+++ DATASET ENTRIES
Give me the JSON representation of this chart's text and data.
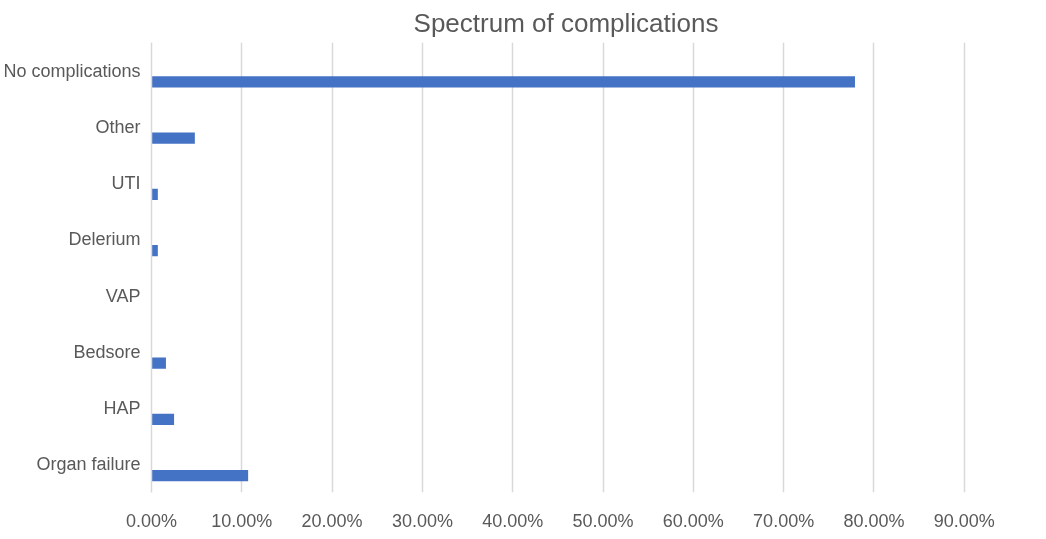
{
  "chart_data": {
    "type": "bar",
    "orientation": "horizontal",
    "title": "Spectrum of complications",
    "categories": [
      "No complications",
      "Other",
      "UTI",
      "Delerium",
      "VAP",
      "Bedsore",
      "HAP",
      "Organ failure"
    ],
    "values": [
      77.9,
      4.8,
      0.7,
      0.7,
      0,
      1.6,
      2.5,
      10.7
    ],
    "color": "#4472c4",
    "xlim": [
      0,
      90
    ],
    "xticks": [
      {
        "value": 0,
        "label": "0.00%"
      },
      {
        "value": 10,
        "label": "10.00%"
      },
      {
        "value": 20,
        "label": "20.00%"
      },
      {
        "value": 30,
        "label": "30.00%"
      },
      {
        "value": 40,
        "label": "40.00%"
      },
      {
        "value": 50,
        "label": "50.00%"
      },
      {
        "value": 60,
        "label": "60.00%"
      },
      {
        "value": 70,
        "label": "70.00%"
      },
      {
        "value": 80,
        "label": "80.00%"
      },
      {
        "value": 90,
        "label": "90.00%"
      }
    ],
    "grid": "x"
  }
}
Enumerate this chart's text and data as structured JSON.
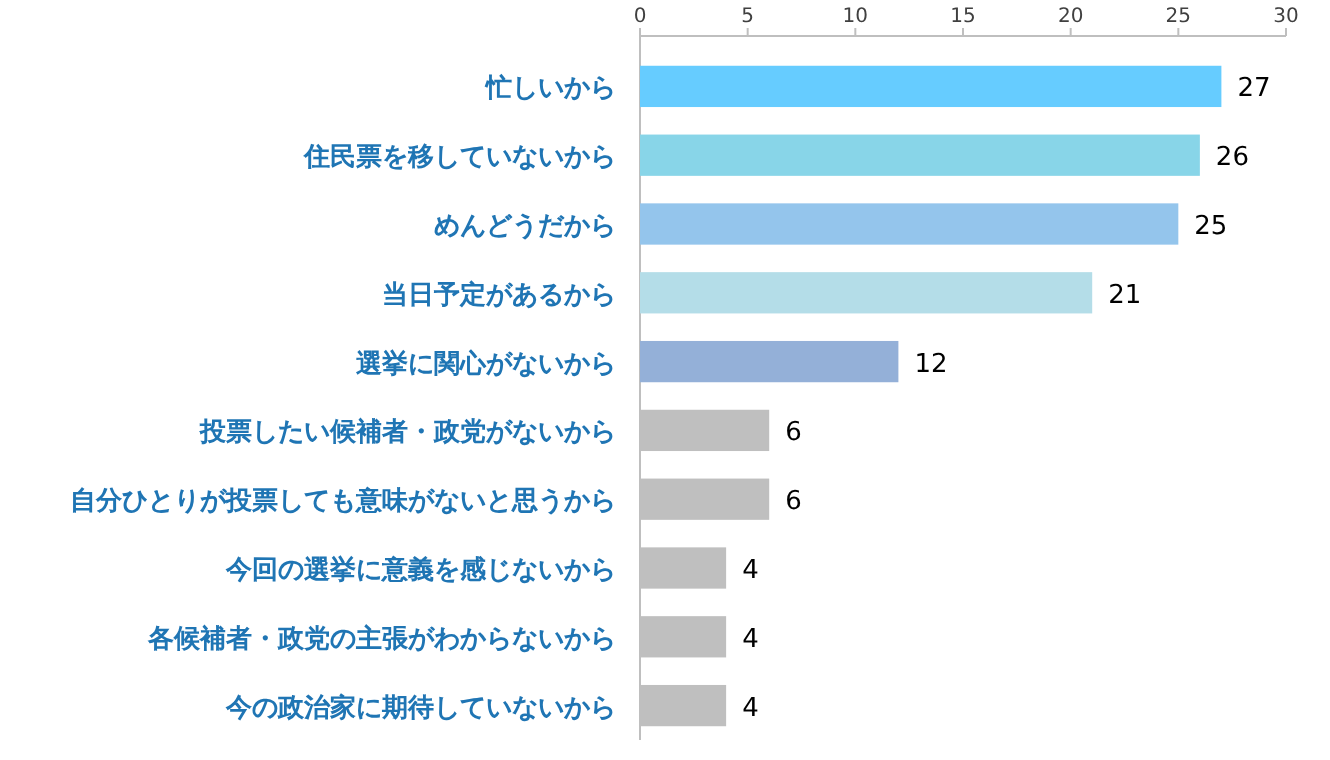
{
  "chart_data": {
    "type": "bar",
    "orientation": "horizontal",
    "categories": [
      "忙しいから",
      "住民票を移していないから",
      "めんどうだから",
      "当日予定があるから",
      "選挙に関心がないから",
      "投票したい候補者・政党がないから",
      "自分ひとりが投票しても意味がないと思うから",
      "今回の選挙に意義を感じないから",
      "各候補者・政党の主張がわからないから",
      "今の政治家に期待していないから"
    ],
    "values": [
      27,
      26,
      25,
      21,
      12,
      6,
      6,
      4,
      4,
      4
    ],
    "colors": [
      "#66ccff",
      "#88d5e8",
      "#94c5ec",
      "#b4dde8",
      "#94b0d8",
      "#bfbfbf",
      "#bfbfbf",
      "#bfbfbf",
      "#bfbfbf",
      "#bfbfbf"
    ],
    "xlim": [
      0,
      30
    ],
    "xticks": [
      0,
      5,
      10,
      15,
      20,
      25,
      30
    ],
    "data_labels": true,
    "grid": false
  }
}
++++++
• _SET TASK_: Quote the material in full and exactly; do not carry over its pictures.

• _TASK RESPONSE_:
Give me the JSON representation of this chart's text and data.
{
  "chart_data": {
    "type": "bar",
    "orientation": "horizontal",
    "title": "Spectrum of complications",
    "categories": [
      "No complications",
      "Other",
      "UTI",
      "Delerium",
      "VAP",
      "Bedsore",
      "HAP",
      "Organ failure"
    ],
    "values": [
      77.9,
      4.8,
      0.7,
      0.7,
      0,
      1.6,
      2.5,
      10.7
    ],
    "color": "#4472c4",
    "xlim": [
      0,
      90
    ],
    "xticks": [
      {
        "value": 0,
        "label": "0.00%"
      },
      {
        "value": 10,
        "label": "10.00%"
      },
      {
        "value": 20,
        "label": "20.00%"
      },
      {
        "value": 30,
        "label": "30.00%"
      },
      {
        "value": 40,
        "label": "40.00%"
      },
      {
        "value": 50,
        "label": "50.00%"
      },
      {
        "value": 60,
        "label": "60.00%"
      },
      {
        "value": 70,
        "label": "70.00%"
      },
      {
        "value": 80,
        "label": "80.00%"
      },
      {
        "value": 90,
        "label": "90.00%"
      }
    ],
    "grid": "x"
  }
}
Enumerate this chart's text and data as structured JSON.
{
  "chart_data": {
    "type": "bar",
    "orientation": "horizontal",
    "categories": [
      "忙しいから",
      "住民票を移していないから",
      "めんどうだから",
      "当日予定があるから",
      "選挙に関心がないから",
      "投票したい候補者・政党がないから",
      "自分ひとりが投票しても意味がないと思うから",
      "今回の選挙に意義を感じないから",
      "各候補者・政党の主張がわからないから",
      "今の政治家に期待していないから"
    ],
    "values": [
      27,
      26,
      25,
      21,
      12,
      6,
      6,
      4,
      4,
      4
    ],
    "colors": [
      "#66ccff",
      "#88d5e8",
      "#94c5ec",
      "#b4dde8",
      "#94b0d8",
      "#bfbfbf",
      "#bfbfbf",
      "#bfbfbf",
      "#bfbfbf",
      "#bfbfbf"
    ],
    "xlim": [
      0,
      30
    ],
    "xticks": [
      0,
      5,
      10,
      15,
      20,
      25,
      30
    ],
    "data_labels": true,
    "grid": false
  }
}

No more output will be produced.